● Records
• • • • • • •
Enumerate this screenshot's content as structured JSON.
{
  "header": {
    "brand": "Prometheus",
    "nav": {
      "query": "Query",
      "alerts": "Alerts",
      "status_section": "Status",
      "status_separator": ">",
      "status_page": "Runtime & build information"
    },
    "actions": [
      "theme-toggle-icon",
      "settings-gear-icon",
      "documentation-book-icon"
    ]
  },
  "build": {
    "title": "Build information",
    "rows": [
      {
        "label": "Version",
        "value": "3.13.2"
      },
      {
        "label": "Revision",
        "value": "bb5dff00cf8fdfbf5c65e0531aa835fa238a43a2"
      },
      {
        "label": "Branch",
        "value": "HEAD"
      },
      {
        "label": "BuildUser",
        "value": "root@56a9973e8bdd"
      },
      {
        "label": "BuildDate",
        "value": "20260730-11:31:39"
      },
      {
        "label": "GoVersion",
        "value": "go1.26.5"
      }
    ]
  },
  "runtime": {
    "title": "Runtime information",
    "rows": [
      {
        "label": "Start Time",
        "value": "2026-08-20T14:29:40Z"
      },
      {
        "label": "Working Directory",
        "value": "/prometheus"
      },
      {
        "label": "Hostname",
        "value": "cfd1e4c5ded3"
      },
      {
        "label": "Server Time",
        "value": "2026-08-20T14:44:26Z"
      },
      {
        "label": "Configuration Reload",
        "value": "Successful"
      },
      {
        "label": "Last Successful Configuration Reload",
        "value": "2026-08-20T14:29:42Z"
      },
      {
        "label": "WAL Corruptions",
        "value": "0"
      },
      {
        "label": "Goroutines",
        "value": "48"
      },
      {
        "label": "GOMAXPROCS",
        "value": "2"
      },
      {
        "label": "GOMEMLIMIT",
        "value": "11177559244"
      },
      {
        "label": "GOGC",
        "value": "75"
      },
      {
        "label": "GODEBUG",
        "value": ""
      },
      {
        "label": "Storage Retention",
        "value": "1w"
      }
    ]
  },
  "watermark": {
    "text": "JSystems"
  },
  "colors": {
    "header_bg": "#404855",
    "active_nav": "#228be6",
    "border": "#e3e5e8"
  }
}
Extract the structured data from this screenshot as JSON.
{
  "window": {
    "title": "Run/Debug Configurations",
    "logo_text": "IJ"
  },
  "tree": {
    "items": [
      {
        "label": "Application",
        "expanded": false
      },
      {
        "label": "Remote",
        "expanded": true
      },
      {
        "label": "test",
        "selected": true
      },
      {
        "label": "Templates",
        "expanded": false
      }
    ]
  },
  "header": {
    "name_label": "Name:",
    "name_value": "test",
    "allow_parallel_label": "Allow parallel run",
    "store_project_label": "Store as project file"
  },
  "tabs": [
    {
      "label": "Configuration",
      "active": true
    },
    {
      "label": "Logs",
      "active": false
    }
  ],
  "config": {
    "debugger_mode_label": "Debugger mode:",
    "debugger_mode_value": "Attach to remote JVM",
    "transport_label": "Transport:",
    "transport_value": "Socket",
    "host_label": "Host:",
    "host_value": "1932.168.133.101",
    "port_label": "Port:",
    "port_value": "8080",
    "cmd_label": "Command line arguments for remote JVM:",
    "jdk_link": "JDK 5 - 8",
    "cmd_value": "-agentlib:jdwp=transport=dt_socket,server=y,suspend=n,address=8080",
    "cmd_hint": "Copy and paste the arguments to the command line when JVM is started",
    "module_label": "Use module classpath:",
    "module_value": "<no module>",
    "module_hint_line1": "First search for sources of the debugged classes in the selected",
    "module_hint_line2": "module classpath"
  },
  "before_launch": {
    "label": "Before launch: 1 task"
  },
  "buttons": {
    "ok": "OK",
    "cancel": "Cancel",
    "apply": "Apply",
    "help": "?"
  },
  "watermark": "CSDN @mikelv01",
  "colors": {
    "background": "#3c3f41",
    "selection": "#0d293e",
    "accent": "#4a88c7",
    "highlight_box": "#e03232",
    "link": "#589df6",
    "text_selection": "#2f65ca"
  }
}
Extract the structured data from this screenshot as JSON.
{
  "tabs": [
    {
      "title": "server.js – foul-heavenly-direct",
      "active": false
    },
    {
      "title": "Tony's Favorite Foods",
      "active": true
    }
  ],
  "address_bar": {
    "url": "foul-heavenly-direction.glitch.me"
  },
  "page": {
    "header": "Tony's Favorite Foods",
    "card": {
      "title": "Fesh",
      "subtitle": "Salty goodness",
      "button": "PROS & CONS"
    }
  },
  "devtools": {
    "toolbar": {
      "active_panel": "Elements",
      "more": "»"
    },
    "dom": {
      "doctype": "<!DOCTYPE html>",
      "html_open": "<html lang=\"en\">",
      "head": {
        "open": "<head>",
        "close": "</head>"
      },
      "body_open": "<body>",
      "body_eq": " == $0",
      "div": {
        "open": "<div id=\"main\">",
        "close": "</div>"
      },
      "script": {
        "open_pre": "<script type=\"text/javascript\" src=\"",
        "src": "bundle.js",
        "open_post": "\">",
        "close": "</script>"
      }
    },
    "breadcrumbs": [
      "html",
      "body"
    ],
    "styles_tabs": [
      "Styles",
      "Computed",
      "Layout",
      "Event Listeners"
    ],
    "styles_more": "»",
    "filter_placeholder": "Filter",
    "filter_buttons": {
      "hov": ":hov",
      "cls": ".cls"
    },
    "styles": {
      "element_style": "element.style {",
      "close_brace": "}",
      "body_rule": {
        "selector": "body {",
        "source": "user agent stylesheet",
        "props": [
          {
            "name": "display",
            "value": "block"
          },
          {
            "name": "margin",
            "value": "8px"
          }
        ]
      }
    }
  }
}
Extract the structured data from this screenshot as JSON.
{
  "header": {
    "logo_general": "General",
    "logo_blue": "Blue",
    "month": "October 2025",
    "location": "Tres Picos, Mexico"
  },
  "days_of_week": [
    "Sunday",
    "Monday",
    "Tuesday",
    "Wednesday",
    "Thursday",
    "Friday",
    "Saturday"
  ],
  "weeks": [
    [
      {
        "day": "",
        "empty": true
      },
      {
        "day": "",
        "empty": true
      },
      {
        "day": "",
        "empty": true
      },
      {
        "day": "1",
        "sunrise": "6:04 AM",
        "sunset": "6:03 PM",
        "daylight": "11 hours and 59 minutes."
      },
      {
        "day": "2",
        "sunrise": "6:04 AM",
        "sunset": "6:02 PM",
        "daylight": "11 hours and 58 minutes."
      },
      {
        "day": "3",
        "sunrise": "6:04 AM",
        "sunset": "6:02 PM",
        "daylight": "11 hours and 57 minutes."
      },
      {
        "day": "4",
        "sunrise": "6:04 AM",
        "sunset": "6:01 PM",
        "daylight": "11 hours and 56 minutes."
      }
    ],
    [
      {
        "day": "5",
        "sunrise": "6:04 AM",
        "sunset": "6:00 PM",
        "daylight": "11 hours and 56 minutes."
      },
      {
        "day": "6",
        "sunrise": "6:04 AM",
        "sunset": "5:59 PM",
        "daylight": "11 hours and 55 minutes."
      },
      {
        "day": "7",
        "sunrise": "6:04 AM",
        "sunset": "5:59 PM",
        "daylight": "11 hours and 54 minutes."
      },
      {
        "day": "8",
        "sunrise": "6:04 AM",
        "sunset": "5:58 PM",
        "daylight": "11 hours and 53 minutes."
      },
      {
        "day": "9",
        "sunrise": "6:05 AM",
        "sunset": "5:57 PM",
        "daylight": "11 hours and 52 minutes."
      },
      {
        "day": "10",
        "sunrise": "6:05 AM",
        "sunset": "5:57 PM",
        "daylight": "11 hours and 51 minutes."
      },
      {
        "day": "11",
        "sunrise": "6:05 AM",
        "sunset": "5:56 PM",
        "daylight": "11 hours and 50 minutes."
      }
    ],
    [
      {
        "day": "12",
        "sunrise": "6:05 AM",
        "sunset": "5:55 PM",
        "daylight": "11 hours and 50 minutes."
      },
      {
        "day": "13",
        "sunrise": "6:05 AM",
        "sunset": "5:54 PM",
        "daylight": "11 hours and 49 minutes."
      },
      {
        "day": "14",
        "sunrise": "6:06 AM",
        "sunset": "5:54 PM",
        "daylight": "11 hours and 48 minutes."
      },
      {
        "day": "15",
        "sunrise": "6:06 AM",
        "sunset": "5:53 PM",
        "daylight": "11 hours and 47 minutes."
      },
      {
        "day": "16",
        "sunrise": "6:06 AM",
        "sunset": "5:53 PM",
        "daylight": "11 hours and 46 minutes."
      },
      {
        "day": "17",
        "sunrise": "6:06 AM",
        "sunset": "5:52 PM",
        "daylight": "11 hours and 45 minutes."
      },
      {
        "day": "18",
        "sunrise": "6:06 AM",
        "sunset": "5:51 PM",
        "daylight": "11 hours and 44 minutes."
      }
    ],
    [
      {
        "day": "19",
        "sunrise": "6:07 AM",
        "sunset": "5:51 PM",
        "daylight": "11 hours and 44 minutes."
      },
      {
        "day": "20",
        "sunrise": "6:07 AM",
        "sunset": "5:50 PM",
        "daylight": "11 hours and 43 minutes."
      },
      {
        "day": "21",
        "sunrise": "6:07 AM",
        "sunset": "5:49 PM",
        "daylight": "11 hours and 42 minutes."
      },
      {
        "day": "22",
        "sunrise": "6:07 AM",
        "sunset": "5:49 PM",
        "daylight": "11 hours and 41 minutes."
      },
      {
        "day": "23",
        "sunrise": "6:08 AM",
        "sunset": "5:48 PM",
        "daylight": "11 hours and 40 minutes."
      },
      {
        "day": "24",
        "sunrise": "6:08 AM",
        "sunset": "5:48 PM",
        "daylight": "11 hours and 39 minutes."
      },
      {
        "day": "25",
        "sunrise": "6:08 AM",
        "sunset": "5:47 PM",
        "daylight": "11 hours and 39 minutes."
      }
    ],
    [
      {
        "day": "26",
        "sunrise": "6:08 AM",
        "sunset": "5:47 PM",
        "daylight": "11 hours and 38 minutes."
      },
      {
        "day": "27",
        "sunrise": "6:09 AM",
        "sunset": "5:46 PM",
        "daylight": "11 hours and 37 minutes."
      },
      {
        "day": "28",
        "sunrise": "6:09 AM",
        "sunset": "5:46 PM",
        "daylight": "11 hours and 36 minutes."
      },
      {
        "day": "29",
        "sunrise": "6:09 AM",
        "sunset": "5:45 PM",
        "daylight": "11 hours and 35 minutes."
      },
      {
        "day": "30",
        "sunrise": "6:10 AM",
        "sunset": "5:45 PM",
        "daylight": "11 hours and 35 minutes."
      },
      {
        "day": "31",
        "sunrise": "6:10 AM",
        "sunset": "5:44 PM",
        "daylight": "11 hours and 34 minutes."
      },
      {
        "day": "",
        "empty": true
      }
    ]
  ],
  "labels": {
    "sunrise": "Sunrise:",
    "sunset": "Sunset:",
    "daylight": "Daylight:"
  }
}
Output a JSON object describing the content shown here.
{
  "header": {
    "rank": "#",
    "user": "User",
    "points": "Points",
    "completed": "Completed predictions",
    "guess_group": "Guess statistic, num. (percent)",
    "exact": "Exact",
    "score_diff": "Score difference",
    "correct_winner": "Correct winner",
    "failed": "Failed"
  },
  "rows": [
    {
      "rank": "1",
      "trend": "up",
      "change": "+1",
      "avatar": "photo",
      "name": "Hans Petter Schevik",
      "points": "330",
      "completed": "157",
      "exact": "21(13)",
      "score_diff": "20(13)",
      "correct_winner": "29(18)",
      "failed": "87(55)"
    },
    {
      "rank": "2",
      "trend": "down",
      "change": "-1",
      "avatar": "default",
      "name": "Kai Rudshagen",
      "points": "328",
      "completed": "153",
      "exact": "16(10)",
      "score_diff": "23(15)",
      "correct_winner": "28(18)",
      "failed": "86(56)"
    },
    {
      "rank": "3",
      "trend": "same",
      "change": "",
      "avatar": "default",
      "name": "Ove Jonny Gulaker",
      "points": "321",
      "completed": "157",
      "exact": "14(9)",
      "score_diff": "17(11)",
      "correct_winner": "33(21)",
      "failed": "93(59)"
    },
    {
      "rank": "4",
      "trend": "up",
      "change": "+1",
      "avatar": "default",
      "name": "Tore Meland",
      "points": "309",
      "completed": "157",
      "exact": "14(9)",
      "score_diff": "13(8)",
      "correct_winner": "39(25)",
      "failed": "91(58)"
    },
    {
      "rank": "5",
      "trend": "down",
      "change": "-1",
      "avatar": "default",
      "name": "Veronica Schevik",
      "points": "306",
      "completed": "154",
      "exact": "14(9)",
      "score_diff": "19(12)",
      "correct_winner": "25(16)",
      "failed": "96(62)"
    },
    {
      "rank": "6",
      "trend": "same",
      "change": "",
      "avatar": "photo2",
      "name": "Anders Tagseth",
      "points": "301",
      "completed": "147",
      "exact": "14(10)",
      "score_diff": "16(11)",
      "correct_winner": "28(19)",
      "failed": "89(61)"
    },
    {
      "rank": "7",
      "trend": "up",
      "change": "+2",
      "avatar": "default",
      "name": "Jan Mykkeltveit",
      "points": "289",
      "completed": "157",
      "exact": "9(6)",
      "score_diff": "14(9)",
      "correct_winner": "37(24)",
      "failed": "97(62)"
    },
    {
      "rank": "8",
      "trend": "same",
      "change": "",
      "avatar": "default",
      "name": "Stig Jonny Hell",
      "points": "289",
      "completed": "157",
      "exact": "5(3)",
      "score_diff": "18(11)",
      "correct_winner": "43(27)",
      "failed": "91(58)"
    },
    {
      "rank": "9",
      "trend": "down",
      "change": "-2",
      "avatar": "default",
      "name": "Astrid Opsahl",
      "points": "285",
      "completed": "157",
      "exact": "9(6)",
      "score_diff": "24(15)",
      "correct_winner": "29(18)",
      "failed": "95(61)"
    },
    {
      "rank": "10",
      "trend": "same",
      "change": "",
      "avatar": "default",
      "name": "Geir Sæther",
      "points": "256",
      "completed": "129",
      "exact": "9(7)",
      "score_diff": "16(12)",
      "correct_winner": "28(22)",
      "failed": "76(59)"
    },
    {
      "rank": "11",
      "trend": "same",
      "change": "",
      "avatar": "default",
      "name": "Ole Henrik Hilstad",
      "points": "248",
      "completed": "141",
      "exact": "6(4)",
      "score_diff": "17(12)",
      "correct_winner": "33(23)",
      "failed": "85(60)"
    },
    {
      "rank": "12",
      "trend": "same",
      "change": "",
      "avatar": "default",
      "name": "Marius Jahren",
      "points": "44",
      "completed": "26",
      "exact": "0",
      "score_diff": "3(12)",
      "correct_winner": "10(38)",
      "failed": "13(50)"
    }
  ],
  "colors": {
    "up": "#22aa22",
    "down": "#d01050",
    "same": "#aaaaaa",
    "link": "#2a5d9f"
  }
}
• • • • • • •
● Task prompt
From the listing, copy every line where the string "Foods" appears.

● Reply
      "title": "Tony's Favorite Foods",
    "header": "Tony's Favorite Foods",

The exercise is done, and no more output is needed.